Task to carry out
Set down the whole listing verbatim.

Information shown

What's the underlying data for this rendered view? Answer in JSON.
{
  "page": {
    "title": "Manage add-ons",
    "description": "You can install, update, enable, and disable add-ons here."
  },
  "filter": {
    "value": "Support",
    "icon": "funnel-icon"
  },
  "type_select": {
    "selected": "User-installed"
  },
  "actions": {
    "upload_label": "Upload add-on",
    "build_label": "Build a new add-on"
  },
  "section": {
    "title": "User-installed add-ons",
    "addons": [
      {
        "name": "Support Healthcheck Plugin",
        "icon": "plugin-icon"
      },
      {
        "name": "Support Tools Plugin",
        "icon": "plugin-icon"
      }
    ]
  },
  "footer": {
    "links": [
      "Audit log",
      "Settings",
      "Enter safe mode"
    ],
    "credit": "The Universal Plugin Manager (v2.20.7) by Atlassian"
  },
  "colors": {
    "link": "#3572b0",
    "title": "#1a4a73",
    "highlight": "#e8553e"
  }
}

Final result
What's the underlying data for this rendered view? Answer in JSON.
{
  "page": {
    "title": "Manage add-ons",
    "description": "You can install, update, enable, and disable add-ons here."
  },
  "filter": {
    "value": "Support",
    "icon": "funnel-icon"
  },
  "type_select": {
    "selected": "User-installed"
  },
  "actions": {
    "upload_label": "Upload add-on",
    "build_label": "Build a new add-on"
  },
  "section": {
    "title": "User-installed add-ons",
    "addons": [
      {
        "name": "Support Healthcheck Plugin",
        "icon": "plugin-icon"
      },
      {
        "name": "Support Tools Plugin",
        "icon": "plugin-icon"
      }
    ]
  },
  "footer": {
    "links": [
      "Audit log",
      "Settings",
      "Enter safe mode"
    ],
    "credit": "The Universal Plugin Manager (v2.20.7) by Atlassian"
  },
  "colors": {
    "link": "#3572b0",
    "title": "#1a4a73",
    "highlight": "#e8553e"
  }
}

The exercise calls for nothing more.